[Data entries]

● ● ● ●

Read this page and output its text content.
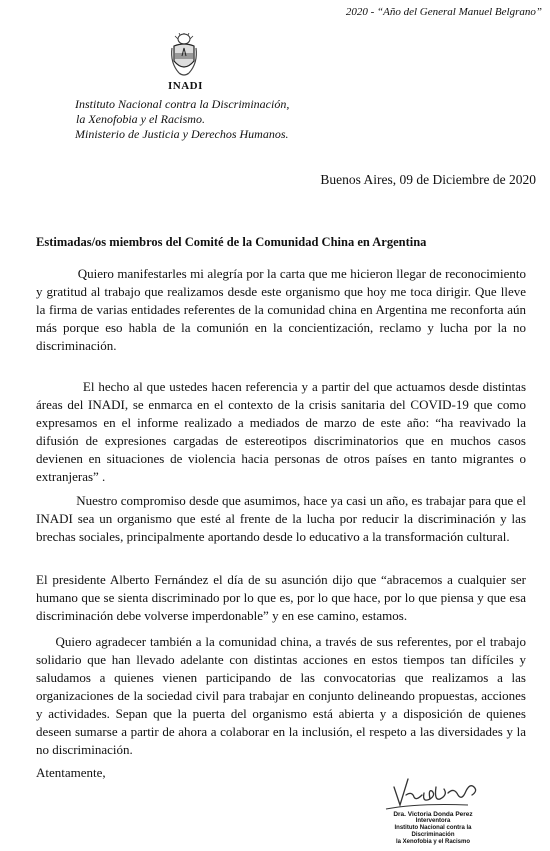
2020 - “Año del General Manuel Belgrano”
INADI
Instituto Nacional contra la Discriminación,
la Xenofobia y el Racismo.
Ministerio de Justicia y Derechos Humanos.
Buenos Aires, 09 de Diciembre de 2020
Estimadas/os miembros del Comité de la Comunidad China en Argentina
Quiero manifestarles mi alegría por la carta que me hicieron llegar de reconocimiento y gratitud al trabajo que realizamos desde este organismo que hoy me toca dirigir. Que lleve la firma de varias entidades referentes de la comunidad china en Argentina me reconforta aún más porque eso habla de la comunión en la concientización, reclamo y lucha por la no discriminación.
El hecho al que ustedes hacen referencia y a partir del que actuamos desde distintas áreas del INADI, se enmarca en el contexto de la crisis sanitaria del COVID-19 que como expresamos en el informe realizado a mediados de marzo de este año: “ha reavivado la difusión de expresiones cargadas de estereotipos discriminatorios que en muchos casos devienen en situaciones de violencia hacia personas de otros países en tanto migrantes o extranjeras” .
Nuestro compromiso desde que asumimos, hace ya casi un año, es trabajar para que el INADI sea un organismo que esté al frente de la lucha por reducir la discriminación y las brechas sociales, principalmente aportando desde lo educativo a la transformación cultural.
El presidente Alberto Fernández el día de su asunción dijo que “abracemos a cualquier ser humano que se sienta discriminado por lo que es, por lo que hace, por lo que piensa y que esa discriminación debe volverse imperdonable” y en ese camino, estamos.
Quiero agradecer también a la comunidad china, a través de sus referentes, por el trabajo solidario que han llevado adelante con distintas acciones en estos tiempos tan difíciles y saludamos a quienes vienen participando de las convocatorias que realizamos a las organizaciones de la sociedad civil para trabajar en conjunto delineando propuestas, acciones y actividades. Sepan que la puerta del organismo está abierta y a disposición de quienes deseen sumarse a partir de ahora a colaborar en la inclusión, el respeto a las diversidades y la no discriminación.
Atentamente,
Dra. Victoria Donda Perez
Interventora
Instituto Nacional contra la Discriminación
la Xenofobia y el Racismo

● ● ● ●

◆ What to do:
Make an exact copy of the data above, pictures excluded.

◆ Exercise result:
Read this page and output its text content.
2020 - “Año del General Manuel Belgrano”
INADI
Instituto Nacional contra la Discriminación,
la Xenofobia y el Racismo.
Ministerio de Justicia y Derechos Humanos.
Buenos Aires, 09 de Diciembre de 2020
Estimadas/os miembros del Comité de la Comunidad China en Argentina
Quiero manifestarles mi alegría por la carta que me hicieron llegar de reconocimiento y gratitud al trabajo que realizamos desde este organismo que hoy me toca dirigir. Que lleve la firma de varias entidades referentes de la comunidad china en Argentina me reconforta aún más porque eso habla de la comunión en la concientización, reclamo y lucha por la no discriminación.
El hecho al que ustedes hacen referencia y a partir del que actuamos desde distintas áreas del INADI, se enmarca en el contexto de la crisis sanitaria del COVID-19 que como expresamos en el informe realizado a mediados de marzo de este año: “ha reavivado la difusión de expresiones cargadas de estereotipos discriminatorios que en muchos casos devienen en situaciones de violencia hacia personas de otros países en tanto migrantes o extranjeras” .
Nuestro compromiso desde que asumimos, hace ya casi un año, es trabajar para que el INADI sea un organismo que esté al frente de la lucha por reducir la discriminación y las brechas sociales, principalmente aportando desde lo educativo a la transformación cultural.
El presidente Alberto Fernández el día de su asunción dijo que “abracemos a cualquier ser humano que se sienta discriminado por lo que es, por lo que hace, por lo que piensa y que esa discriminación debe volverse imperdonable” y en ese camino, estamos.
Quiero agradecer también a la comunidad china, a través de sus referentes, por el trabajo solidario que han llevado adelante con distintas acciones en estos tiempos tan difíciles y saludamos a quienes vienen participando de las convocatorias que realizamos a las organizaciones de la sociedad civil para trabajar en conjunto delineando propuestas, acciones y actividades. Sepan que la puerta del organismo está abierta y a disposición de quienes deseen sumarse a partir de ahora a colaborar en la inclusión, el respeto a las diversidades y la no discriminación.
Atentamente,
Dra. Victoria Donda Perez
Interventora
Instituto Nacional contra la Discriminación
la Xenofobia y el Racismo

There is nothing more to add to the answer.